_Stated task_
Please reproduce the listing below word for word, with every line in its original order.

_Materials provided_
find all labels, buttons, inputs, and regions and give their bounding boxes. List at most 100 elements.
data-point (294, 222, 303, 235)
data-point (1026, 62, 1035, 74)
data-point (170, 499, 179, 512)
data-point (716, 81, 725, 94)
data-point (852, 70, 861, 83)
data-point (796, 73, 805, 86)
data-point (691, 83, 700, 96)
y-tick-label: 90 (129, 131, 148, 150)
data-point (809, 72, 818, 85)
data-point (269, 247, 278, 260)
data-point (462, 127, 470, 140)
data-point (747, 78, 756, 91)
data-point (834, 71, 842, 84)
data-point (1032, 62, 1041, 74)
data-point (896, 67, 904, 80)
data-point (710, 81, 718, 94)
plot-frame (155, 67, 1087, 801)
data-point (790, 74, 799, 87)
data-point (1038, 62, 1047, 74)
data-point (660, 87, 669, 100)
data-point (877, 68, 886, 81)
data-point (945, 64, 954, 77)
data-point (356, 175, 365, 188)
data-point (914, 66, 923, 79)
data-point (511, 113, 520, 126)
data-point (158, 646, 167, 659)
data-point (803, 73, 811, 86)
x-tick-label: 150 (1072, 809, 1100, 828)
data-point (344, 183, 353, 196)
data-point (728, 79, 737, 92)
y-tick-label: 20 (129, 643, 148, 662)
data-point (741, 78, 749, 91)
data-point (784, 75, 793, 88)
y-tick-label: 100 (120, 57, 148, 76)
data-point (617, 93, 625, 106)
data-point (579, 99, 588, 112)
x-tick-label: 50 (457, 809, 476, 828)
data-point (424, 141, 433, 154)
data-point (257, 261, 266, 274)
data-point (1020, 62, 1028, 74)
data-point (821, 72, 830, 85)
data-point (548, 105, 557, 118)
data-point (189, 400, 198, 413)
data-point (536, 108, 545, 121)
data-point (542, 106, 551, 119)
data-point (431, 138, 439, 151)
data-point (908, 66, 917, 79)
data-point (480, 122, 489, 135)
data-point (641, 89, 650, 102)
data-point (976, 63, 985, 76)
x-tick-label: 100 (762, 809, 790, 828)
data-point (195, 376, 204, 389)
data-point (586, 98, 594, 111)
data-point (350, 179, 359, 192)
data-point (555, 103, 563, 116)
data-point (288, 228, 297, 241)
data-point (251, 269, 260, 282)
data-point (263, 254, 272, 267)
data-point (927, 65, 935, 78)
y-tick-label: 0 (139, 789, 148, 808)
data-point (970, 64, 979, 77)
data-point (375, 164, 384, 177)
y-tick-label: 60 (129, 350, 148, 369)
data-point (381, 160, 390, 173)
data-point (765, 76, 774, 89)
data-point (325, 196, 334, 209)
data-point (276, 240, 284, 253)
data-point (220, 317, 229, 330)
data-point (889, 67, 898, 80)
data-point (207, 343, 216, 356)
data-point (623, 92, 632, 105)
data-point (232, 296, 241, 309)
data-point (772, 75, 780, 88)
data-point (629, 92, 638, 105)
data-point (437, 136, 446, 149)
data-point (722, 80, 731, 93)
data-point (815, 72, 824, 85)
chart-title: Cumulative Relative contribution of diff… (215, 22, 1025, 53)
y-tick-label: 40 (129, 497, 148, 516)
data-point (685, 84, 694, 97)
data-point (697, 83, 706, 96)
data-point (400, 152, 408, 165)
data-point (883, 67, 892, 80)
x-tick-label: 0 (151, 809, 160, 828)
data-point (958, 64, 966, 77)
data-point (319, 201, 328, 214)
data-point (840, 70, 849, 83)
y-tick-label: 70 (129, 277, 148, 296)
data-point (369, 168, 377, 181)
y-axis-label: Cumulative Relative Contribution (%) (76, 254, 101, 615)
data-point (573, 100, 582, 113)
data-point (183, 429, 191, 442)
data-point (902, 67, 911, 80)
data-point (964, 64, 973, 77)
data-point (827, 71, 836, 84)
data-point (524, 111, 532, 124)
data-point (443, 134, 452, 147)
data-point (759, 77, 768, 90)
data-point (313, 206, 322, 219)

_Result of the task_
find all labels, buttons, inputs, and regions and give their bounding boxes. List at most 100 elements.
data-point (294, 222, 303, 235)
data-point (1026, 62, 1035, 74)
data-point (170, 499, 179, 512)
data-point (716, 81, 725, 94)
data-point (852, 70, 861, 83)
data-point (796, 73, 805, 86)
data-point (691, 83, 700, 96)
y-tick-label: 90 (129, 131, 148, 150)
data-point (809, 72, 818, 85)
data-point (269, 247, 278, 260)
data-point (462, 127, 470, 140)
data-point (747, 78, 756, 91)
data-point (834, 71, 842, 84)
data-point (1032, 62, 1041, 74)
data-point (896, 67, 904, 80)
data-point (710, 81, 718, 94)
plot-frame (155, 67, 1087, 801)
data-point (790, 74, 799, 87)
data-point (1038, 62, 1047, 74)
data-point (660, 87, 669, 100)
data-point (877, 68, 886, 81)
data-point (945, 64, 954, 77)
data-point (356, 175, 365, 188)
data-point (914, 66, 923, 79)
data-point (511, 113, 520, 126)
data-point (158, 646, 167, 659)
data-point (803, 73, 811, 86)
x-tick-label: 150 (1072, 809, 1100, 828)
data-point (344, 183, 353, 196)
data-point (728, 79, 737, 92)
y-tick-label: 20 (129, 643, 148, 662)
data-point (741, 78, 749, 91)
data-point (784, 75, 793, 88)
y-tick-label: 100 (120, 57, 148, 76)
data-point (617, 93, 625, 106)
data-point (579, 99, 588, 112)
x-tick-label: 50 (457, 809, 476, 828)
data-point (424, 141, 433, 154)
data-point (257, 261, 266, 274)
data-point (1020, 62, 1028, 74)
data-point (821, 72, 830, 85)
data-point (548, 105, 557, 118)
data-point (189, 400, 198, 413)
data-point (536, 108, 545, 121)
data-point (542, 106, 551, 119)
data-point (431, 138, 439, 151)
data-point (908, 66, 917, 79)
data-point (480, 122, 489, 135)
data-point (641, 89, 650, 102)
data-point (976, 63, 985, 76)
x-tick-label: 100 (762, 809, 790, 828)
data-point (195, 376, 204, 389)
data-point (586, 98, 594, 111)
data-point (350, 179, 359, 192)
data-point (555, 103, 563, 116)
data-point (288, 228, 297, 241)
data-point (251, 269, 260, 282)
data-point (263, 254, 272, 267)
data-point (927, 65, 935, 78)
y-tick-label: 0 (139, 789, 148, 808)
data-point (970, 64, 979, 77)
data-point (375, 164, 384, 177)
y-tick-label: 60 (129, 350, 148, 369)
data-point (381, 160, 390, 173)
data-point (765, 76, 774, 89)
data-point (325, 196, 334, 209)
data-point (276, 240, 284, 253)
data-point (220, 317, 229, 330)
data-point (889, 67, 898, 80)
data-point (207, 343, 216, 356)
data-point (623, 92, 632, 105)
data-point (232, 296, 241, 309)
data-point (772, 75, 780, 88)
data-point (629, 92, 638, 105)
data-point (437, 136, 446, 149)
data-point (722, 80, 731, 93)
data-point (815, 72, 824, 85)
chart-title: Cumulative Relative contribution of diff… (215, 22, 1025, 53)
y-tick-label: 40 (129, 497, 148, 516)
data-point (685, 84, 694, 97)
data-point (697, 83, 706, 96)
data-point (400, 152, 408, 165)
data-point (883, 67, 892, 80)
x-tick-label: 0 (151, 809, 160, 828)
data-point (958, 64, 966, 77)
data-point (319, 201, 328, 214)
data-point (840, 70, 849, 83)
y-tick-label: 70 (129, 277, 148, 296)
data-point (369, 168, 377, 181)
y-axis-label: Cumulative Relative Contribution (%) (76, 254, 101, 615)
data-point (573, 100, 582, 113)
data-point (183, 429, 191, 442)
data-point (902, 67, 911, 80)
data-point (964, 64, 973, 77)
data-point (827, 71, 836, 84)
data-point (524, 111, 532, 124)
data-point (443, 134, 452, 147)
data-point (759, 77, 768, 90)
data-point (313, 206, 322, 219)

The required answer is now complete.